Source code for simvx.graphics.renderer.irradiance_volume_pass

"""Irradiance-volume capture: desktop (Vulkan) backend for ``IrradianceVolume3D``.

Bakes a grid of diffuse-GI probes (design D10/RM-E9). Per budgeted probe it
renders a small radiance cubemap from the probe position (reusing the
reflection-probe face-render machinery: ``_FaceCamera`` + a
``GameViewportRenderer`` face target + a source cube), then dispatches the
``irradiance_sh_reduce.comp`` compute to project that cube onto SH-L1 and write
the 12 coefficients into the volume SSBO (forward set0 binding 18) at the probe's
slice. The uber shader trilinearly blends the 8 surrounding probes and evaluates
their SH per fragment normal (``irradiance_volume_diffuse`` in cube_textured.frag),
so a dynamic object inside the box picks up soft coloured indirect light.

● Exercise goal
List every code name that the irradiance-volume docstring sets off in double backticks.

● Data
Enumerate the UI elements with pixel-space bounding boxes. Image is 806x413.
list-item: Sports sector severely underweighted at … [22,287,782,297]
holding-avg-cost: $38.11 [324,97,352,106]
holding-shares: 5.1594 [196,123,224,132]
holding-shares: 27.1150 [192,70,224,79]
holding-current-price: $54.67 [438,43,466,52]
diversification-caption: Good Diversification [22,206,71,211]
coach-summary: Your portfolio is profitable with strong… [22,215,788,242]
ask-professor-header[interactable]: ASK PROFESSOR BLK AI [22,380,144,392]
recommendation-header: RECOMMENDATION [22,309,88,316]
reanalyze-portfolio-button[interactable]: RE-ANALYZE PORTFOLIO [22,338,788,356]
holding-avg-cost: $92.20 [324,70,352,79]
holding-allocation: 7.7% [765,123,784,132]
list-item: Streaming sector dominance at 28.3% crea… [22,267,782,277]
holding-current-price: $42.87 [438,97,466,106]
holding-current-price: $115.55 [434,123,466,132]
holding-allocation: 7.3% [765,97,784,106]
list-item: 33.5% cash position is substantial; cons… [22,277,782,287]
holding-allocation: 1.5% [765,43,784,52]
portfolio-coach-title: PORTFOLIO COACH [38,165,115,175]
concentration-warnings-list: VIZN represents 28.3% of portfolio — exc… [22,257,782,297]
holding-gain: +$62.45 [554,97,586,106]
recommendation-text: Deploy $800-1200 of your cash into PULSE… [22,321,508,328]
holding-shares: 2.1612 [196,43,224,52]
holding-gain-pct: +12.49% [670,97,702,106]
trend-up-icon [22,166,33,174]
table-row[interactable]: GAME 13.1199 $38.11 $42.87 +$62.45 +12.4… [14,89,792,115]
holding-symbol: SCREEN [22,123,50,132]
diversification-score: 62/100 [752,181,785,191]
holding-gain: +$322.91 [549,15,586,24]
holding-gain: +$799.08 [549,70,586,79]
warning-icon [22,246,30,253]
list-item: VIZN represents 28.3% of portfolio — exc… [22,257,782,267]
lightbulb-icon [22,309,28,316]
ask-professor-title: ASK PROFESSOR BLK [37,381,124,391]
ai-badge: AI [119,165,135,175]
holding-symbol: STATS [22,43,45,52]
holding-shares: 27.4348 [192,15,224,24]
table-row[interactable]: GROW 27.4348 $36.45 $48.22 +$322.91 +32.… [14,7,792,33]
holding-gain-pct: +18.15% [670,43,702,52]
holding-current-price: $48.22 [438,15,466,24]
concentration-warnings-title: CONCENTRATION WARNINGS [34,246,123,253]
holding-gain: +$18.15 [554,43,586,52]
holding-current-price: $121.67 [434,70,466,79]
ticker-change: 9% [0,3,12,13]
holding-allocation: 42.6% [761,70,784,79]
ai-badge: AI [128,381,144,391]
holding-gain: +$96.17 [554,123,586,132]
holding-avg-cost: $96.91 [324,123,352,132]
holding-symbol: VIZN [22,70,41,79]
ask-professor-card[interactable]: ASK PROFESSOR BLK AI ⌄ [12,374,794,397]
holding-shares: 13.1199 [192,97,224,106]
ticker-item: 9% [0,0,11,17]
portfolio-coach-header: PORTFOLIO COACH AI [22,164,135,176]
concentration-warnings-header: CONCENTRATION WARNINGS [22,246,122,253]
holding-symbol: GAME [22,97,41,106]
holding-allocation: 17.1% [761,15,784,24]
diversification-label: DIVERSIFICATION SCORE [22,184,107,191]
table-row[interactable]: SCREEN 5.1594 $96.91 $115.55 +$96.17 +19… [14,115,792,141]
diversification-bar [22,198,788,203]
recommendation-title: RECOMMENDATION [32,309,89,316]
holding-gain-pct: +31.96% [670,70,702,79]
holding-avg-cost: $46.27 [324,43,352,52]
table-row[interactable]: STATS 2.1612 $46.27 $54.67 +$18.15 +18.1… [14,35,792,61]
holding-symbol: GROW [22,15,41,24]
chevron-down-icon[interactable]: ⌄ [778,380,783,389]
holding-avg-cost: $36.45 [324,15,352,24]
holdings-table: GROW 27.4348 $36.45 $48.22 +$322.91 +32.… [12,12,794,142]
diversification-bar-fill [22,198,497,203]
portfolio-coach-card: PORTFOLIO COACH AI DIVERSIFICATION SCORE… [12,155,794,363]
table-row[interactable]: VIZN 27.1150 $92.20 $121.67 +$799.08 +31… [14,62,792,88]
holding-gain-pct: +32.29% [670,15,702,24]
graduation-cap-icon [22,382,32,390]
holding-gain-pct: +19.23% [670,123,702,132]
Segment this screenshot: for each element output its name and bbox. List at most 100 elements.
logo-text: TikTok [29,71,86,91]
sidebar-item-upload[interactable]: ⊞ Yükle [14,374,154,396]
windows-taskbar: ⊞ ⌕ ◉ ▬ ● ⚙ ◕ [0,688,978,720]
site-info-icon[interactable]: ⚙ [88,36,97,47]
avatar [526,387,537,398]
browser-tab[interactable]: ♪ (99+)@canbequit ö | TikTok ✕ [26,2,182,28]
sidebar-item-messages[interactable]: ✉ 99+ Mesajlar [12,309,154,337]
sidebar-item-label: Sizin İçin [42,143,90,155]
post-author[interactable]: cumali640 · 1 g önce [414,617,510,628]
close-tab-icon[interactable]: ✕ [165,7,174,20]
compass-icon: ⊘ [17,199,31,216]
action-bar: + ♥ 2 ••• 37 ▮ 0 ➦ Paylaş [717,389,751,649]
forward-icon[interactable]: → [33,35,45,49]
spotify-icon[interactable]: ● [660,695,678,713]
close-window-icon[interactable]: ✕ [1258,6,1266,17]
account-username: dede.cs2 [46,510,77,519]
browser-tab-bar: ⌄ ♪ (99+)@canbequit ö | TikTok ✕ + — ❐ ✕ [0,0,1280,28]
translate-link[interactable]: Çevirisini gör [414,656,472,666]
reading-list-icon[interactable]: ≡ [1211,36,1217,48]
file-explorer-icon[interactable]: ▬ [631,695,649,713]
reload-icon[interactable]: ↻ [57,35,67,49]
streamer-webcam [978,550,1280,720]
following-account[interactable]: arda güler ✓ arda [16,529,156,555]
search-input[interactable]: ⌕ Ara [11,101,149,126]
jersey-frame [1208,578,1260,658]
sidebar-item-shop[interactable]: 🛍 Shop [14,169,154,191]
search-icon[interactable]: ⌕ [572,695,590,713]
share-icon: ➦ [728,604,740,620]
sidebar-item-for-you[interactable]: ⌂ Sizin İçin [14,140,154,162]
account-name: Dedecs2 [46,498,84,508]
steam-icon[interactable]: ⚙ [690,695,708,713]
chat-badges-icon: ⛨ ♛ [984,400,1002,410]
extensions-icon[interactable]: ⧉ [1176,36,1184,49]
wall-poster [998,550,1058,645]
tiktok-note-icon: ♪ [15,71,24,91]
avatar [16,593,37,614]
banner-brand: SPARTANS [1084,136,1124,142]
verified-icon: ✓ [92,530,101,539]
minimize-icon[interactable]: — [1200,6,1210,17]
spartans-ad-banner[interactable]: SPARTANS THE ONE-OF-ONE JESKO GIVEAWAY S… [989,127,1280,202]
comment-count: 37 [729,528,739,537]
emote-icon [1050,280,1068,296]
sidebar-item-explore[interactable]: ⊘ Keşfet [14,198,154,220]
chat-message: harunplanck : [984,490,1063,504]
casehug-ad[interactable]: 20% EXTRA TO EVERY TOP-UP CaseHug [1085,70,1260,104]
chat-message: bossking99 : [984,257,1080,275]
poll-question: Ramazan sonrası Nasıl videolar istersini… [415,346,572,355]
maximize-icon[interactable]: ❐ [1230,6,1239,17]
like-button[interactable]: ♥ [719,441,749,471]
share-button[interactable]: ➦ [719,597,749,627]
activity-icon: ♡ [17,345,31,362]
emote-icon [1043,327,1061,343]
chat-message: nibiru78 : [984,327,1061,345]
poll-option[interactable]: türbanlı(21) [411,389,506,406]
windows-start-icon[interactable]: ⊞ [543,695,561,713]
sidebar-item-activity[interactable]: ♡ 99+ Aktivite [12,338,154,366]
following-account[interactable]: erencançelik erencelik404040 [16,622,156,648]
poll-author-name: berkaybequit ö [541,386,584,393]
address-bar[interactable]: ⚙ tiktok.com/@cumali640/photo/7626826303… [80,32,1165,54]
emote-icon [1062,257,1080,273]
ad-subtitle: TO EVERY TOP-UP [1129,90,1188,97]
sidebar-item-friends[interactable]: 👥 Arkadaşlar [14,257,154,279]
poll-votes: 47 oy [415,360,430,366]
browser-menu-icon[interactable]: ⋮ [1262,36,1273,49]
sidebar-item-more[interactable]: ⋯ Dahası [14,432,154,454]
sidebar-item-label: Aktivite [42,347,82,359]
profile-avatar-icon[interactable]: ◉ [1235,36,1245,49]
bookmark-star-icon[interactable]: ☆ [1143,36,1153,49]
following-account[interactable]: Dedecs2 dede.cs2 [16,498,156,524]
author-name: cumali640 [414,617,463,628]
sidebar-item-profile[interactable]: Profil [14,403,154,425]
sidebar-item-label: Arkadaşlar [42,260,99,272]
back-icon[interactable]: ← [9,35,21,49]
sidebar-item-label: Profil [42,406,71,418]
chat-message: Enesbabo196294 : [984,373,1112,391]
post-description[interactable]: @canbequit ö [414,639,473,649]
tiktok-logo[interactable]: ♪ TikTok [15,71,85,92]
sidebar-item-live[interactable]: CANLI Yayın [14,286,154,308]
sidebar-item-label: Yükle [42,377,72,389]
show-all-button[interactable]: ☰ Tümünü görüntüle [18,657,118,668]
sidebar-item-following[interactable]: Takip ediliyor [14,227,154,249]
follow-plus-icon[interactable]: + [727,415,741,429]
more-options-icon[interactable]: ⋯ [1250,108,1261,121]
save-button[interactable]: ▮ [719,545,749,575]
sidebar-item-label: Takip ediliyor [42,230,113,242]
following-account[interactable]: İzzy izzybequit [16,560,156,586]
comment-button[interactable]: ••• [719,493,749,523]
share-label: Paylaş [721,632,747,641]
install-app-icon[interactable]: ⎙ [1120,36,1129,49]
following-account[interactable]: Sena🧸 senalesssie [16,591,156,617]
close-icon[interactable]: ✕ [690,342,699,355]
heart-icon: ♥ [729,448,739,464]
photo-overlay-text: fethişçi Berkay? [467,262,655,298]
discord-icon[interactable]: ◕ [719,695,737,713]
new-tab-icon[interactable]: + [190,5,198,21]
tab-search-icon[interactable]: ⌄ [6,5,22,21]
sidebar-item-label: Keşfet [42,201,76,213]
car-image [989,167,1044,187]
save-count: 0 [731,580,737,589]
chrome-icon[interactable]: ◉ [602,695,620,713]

● Full output
IrradianceVolume3D, _FaceCamera, GameViewportRenderer, irradiance_sh_reduce.comp, irradiance_volume_diffuse